REQUIRED WORK:
Scan the lines below; pull out those with "autres".

SOURCE DATA:
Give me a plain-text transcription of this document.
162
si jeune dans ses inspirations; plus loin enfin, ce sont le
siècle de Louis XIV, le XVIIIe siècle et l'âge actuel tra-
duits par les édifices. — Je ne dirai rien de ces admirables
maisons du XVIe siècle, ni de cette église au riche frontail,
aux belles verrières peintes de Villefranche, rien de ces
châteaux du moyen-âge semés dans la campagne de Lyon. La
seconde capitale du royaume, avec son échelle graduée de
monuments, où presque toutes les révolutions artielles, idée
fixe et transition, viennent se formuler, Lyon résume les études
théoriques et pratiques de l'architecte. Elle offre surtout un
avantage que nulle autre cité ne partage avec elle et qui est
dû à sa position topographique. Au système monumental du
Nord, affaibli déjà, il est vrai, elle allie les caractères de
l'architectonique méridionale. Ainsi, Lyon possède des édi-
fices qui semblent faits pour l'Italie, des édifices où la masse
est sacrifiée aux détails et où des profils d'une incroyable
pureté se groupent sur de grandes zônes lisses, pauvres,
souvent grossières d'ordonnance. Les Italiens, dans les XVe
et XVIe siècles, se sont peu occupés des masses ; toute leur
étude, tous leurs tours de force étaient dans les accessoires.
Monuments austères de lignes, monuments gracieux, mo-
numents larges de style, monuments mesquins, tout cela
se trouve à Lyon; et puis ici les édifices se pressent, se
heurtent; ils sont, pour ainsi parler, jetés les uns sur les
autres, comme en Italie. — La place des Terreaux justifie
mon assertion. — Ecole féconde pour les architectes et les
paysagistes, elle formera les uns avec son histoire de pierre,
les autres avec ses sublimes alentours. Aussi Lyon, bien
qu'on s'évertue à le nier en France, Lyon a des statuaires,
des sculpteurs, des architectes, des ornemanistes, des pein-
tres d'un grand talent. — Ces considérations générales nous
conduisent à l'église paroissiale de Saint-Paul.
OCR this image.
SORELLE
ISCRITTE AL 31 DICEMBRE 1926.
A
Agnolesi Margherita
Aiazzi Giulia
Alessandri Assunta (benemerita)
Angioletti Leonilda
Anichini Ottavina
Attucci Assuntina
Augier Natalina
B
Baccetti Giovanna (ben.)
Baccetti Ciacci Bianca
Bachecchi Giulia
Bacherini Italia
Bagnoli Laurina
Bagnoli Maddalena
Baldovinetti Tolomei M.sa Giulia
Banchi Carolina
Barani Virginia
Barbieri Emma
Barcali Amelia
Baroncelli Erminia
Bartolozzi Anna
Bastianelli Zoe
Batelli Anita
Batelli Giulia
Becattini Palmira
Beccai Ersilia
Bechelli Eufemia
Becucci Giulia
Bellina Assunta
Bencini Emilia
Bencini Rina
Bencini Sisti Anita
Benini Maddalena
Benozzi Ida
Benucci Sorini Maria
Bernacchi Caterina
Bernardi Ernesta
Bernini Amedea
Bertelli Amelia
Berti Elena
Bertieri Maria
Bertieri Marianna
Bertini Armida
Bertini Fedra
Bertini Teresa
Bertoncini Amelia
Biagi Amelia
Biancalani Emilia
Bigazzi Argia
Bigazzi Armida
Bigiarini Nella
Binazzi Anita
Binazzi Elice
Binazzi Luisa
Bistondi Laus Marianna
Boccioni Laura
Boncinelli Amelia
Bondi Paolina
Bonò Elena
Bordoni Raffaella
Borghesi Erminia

RESULT BELOW:
autres, comme en Italie. — La place des Terreaux justifie
les autres avec ses sublimes alentours. Aussi Lyon, bien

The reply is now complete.